» TEXT BLOCK:

I comment upon this in the context of yet another cardiovascular assay article that has – essentially – negative results that are spun to be positive.  Copeptin, as I’ve discussed before, is another acute phase indicator of myocardial demise – but sacrificing specificity for sensitivity.  These authors combine copeptin with hs-TnT for evaluation of chest pain in the Emergency Department, and report several favorable findings in their abstract and the text of their discussion.

In reality only one of the findings they focus on is truly positive – an increase in sensitivity from 76% to 96%.  The NPV increases from 95% (90.4-98.3) to 98.9% (94.2-100) and is not truly a positive result.  More importantly, the authors report copeptin “adds incremental value” – when the area under the receiver operating curve is statistically identical at 0.886 (0.85-0.922) vs. 0.928 (0.89-0.967).

Perhaps copeptin will someday be proven to add true clinical value in an algorithm for the rapid assessment of chest pain in the Emergency Department.  This paper, however, seems to have exaggerated the positivity of its results.  Considering the spate of other recent “positive” copeptin articles – I foresee systematic reviews and meta-analyses of the test characteristics further perpetuating any unremarkable reported advantage in test characteristics.

» AVAILABLE DATA:
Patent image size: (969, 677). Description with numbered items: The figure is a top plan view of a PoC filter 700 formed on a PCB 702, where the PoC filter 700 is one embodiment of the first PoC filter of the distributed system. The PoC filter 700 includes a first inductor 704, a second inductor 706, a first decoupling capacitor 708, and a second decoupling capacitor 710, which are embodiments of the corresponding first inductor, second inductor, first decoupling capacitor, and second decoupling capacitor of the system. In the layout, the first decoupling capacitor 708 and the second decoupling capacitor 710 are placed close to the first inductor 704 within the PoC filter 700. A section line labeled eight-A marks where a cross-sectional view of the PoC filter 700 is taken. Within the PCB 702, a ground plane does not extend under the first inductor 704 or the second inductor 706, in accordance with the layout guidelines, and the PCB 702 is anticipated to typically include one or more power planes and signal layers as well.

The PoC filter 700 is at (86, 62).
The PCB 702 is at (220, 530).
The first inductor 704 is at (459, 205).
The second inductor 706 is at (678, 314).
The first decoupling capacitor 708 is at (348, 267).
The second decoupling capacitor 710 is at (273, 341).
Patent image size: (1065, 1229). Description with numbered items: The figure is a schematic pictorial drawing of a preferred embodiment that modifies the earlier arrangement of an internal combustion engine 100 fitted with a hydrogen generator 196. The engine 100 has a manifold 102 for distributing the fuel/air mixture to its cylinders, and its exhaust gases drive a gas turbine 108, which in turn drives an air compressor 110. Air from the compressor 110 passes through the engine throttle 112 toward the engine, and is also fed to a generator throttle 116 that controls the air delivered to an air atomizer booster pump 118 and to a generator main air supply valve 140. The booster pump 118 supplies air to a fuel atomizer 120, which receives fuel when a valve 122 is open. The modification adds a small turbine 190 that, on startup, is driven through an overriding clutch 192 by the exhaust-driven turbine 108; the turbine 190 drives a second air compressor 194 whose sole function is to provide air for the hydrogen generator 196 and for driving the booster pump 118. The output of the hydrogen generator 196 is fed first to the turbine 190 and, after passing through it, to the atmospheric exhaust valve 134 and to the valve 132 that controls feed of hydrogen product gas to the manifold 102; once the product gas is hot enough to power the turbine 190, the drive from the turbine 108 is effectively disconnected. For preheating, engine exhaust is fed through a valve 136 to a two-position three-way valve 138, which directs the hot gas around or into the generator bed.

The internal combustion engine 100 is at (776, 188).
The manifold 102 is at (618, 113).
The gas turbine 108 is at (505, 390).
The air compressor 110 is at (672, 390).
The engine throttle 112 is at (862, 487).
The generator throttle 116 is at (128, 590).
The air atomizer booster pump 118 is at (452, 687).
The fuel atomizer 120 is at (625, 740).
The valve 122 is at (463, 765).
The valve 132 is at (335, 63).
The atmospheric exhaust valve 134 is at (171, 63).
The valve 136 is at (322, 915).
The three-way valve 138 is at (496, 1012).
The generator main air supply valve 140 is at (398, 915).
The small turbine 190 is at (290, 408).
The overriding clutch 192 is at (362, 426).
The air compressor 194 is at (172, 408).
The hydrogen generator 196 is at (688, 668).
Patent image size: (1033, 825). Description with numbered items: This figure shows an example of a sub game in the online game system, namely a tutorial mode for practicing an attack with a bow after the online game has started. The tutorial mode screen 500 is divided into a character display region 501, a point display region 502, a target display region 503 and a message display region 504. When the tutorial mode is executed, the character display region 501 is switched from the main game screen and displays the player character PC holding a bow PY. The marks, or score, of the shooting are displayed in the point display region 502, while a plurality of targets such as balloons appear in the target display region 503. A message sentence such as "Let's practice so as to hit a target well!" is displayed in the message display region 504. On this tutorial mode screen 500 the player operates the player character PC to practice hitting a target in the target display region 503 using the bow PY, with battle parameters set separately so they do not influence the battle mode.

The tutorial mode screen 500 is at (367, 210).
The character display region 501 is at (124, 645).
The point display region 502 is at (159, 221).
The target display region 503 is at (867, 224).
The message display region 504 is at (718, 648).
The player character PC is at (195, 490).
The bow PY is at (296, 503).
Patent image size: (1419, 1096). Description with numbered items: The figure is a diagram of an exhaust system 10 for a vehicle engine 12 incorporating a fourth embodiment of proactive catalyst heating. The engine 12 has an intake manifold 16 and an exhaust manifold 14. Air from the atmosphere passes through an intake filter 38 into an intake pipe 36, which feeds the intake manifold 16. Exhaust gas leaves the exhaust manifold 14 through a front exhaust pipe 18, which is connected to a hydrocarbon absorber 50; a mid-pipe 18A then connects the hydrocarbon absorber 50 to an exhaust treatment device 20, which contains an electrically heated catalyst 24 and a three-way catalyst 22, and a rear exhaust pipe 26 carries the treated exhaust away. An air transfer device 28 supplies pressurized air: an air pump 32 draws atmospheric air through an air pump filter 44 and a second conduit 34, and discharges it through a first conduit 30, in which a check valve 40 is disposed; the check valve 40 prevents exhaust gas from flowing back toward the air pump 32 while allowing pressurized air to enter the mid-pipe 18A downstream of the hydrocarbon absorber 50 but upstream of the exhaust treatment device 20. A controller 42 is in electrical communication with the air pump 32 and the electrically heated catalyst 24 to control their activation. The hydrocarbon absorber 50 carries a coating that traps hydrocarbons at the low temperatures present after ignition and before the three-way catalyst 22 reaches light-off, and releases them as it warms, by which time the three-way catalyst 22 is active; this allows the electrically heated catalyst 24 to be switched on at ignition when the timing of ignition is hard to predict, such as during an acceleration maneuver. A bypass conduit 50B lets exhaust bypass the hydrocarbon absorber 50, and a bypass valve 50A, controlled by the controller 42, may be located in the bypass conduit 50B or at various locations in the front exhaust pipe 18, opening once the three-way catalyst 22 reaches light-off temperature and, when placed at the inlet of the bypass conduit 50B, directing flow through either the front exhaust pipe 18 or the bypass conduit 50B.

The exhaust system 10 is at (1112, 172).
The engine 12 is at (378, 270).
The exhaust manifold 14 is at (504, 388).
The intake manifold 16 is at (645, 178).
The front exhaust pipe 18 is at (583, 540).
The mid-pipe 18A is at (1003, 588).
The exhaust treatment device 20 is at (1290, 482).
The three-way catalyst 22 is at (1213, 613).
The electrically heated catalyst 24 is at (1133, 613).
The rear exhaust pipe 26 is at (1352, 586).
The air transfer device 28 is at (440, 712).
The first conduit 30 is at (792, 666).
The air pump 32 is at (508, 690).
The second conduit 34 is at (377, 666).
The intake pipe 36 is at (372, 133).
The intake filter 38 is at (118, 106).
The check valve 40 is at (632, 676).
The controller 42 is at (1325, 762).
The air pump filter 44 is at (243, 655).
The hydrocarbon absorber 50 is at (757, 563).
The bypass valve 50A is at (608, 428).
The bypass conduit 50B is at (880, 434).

» ABOUT THIS EXERCISE:
Edit the copeptin commentary from "Perhaps copeptin will" to "in test characteristics.", putting "overstated" in place of "exaggerated".

» COMPLETED TASK:
Perhaps copeptin will someday be proven to add true clinical value in an algorithm for the rapid assessment of chest pain in the Emergency Department.  This paper, however, seems to have overstated the positivity of its results.  Considering the spate of other recent “positive” copeptin articles – I foresee systematic reviews and meta-analyses of the test characteristics further perpetuating any unremarkable reported advantage in test characteristics.